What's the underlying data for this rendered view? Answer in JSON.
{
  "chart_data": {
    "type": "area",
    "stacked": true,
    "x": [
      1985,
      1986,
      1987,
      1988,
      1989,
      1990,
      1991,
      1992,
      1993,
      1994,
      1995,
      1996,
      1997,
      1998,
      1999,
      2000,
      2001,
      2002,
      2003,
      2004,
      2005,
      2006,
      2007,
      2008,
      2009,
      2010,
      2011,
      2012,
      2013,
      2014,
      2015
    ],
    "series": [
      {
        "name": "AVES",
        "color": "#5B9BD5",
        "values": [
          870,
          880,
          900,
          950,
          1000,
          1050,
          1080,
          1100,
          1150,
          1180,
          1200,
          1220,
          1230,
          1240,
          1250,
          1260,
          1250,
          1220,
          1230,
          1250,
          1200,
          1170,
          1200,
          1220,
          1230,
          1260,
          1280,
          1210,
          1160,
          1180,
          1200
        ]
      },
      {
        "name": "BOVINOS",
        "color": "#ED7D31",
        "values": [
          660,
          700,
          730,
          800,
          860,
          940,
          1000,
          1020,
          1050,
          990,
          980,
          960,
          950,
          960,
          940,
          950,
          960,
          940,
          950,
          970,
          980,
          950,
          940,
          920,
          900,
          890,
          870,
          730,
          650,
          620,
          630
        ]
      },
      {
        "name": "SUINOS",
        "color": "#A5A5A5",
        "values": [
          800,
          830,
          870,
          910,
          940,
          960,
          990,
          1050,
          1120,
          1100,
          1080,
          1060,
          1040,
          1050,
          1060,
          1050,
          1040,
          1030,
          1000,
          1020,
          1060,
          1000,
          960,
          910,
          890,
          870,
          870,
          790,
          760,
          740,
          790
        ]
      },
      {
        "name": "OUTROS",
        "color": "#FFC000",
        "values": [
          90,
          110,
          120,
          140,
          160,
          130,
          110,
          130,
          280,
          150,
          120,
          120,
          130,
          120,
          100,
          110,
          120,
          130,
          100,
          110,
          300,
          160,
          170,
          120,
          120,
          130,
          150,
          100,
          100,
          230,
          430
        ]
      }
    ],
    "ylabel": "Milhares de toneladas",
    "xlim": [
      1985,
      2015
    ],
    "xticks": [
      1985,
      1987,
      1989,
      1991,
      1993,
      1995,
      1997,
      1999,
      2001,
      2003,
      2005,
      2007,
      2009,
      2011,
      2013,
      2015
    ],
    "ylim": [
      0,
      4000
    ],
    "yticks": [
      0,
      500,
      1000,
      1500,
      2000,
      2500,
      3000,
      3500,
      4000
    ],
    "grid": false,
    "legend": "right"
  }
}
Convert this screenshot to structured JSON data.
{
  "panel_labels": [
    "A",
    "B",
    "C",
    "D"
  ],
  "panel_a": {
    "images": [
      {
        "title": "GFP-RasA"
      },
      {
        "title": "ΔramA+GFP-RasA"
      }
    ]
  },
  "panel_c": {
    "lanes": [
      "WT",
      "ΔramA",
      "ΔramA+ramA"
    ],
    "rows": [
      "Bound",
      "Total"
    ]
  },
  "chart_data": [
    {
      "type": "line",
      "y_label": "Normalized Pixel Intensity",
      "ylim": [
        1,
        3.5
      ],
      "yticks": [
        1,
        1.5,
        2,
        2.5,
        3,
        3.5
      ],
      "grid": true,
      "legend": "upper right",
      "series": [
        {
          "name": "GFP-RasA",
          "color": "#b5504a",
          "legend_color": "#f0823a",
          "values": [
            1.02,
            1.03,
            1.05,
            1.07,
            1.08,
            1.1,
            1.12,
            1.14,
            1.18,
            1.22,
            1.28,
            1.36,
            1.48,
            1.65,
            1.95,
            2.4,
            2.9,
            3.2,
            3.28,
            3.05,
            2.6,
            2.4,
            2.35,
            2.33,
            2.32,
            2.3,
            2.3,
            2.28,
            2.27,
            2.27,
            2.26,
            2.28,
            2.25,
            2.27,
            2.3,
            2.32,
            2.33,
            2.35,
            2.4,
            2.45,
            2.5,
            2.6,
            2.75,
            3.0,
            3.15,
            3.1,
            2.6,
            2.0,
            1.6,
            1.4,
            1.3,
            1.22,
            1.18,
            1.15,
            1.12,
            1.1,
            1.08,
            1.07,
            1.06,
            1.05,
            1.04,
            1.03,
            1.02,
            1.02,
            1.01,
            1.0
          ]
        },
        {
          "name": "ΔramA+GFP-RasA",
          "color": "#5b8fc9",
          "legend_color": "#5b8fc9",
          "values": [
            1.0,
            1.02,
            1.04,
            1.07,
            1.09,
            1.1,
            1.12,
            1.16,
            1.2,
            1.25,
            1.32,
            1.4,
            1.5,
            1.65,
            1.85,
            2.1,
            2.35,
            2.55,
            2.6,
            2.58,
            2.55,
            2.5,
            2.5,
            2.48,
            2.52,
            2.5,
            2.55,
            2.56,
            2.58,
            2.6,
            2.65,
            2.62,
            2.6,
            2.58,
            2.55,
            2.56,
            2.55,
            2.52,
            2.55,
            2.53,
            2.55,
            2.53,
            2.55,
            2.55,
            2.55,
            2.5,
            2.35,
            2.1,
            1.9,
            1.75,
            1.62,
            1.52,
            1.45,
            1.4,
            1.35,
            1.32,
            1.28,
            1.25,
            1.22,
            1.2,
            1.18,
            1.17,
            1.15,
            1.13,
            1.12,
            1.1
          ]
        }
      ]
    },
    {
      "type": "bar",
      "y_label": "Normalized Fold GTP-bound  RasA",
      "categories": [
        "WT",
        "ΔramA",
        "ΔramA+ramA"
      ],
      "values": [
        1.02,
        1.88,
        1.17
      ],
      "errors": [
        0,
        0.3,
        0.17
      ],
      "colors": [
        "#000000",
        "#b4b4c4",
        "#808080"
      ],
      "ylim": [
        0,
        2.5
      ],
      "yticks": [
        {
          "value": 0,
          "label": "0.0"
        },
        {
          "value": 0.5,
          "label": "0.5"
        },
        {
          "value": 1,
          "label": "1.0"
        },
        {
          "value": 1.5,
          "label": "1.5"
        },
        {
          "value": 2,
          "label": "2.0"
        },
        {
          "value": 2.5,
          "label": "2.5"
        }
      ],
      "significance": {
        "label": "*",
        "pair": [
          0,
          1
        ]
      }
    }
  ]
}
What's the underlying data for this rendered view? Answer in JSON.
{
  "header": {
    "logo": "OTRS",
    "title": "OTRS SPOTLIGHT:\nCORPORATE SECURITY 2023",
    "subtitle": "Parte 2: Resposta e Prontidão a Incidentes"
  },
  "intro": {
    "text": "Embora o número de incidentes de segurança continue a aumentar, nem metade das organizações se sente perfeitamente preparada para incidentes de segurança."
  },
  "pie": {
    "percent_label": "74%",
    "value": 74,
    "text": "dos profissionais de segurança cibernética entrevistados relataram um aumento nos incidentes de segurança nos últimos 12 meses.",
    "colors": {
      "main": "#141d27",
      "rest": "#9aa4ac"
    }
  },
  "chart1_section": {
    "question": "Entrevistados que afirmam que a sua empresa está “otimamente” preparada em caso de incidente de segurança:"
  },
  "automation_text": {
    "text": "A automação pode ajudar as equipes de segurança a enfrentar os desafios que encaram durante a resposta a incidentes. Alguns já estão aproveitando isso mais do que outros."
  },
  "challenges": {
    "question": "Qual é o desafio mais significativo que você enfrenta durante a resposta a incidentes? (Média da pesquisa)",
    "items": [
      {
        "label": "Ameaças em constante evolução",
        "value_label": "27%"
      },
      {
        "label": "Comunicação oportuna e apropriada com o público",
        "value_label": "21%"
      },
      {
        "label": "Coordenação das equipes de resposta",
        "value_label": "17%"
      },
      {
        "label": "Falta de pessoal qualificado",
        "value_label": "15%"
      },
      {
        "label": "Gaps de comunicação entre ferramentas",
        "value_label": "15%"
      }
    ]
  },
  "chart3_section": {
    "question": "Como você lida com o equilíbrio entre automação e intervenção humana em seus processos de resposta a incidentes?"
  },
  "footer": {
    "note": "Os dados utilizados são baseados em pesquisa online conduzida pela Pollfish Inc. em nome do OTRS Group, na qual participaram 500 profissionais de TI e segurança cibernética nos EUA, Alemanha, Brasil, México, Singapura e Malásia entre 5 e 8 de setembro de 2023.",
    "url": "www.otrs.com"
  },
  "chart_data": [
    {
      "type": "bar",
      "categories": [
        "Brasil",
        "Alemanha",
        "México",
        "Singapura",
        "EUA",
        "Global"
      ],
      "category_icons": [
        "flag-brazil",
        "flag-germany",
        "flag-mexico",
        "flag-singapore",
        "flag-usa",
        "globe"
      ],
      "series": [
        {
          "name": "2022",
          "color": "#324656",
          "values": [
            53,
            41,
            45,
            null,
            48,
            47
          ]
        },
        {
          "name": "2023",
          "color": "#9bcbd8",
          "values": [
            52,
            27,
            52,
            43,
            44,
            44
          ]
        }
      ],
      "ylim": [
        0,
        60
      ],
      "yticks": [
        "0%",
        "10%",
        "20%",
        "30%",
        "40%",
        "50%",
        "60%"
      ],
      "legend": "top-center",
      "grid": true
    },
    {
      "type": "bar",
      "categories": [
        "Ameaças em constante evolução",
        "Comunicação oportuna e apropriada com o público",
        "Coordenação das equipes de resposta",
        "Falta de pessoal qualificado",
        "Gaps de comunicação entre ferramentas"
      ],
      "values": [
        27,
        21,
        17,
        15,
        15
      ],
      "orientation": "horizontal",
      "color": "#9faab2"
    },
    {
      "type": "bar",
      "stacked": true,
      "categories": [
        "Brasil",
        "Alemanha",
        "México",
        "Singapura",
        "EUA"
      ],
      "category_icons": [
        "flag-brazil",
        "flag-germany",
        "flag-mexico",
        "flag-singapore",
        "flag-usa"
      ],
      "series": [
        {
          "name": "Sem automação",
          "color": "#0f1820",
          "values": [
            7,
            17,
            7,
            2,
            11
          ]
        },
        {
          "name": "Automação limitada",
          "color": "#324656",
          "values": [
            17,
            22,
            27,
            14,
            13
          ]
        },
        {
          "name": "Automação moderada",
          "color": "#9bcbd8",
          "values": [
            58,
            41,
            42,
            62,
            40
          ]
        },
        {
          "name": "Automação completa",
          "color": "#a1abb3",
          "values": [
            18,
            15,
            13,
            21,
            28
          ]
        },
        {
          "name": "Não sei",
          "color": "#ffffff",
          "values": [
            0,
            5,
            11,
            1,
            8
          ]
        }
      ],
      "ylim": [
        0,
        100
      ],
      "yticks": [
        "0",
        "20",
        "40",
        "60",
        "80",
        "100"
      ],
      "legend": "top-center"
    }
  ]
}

**Brief**
Show, from the material above, each line that includes the string "oportuna".

**Written solution**
        "label": "Comunicação oportuna e apropriada com o público",
        "Comunicação oportuna e apropriada com o público",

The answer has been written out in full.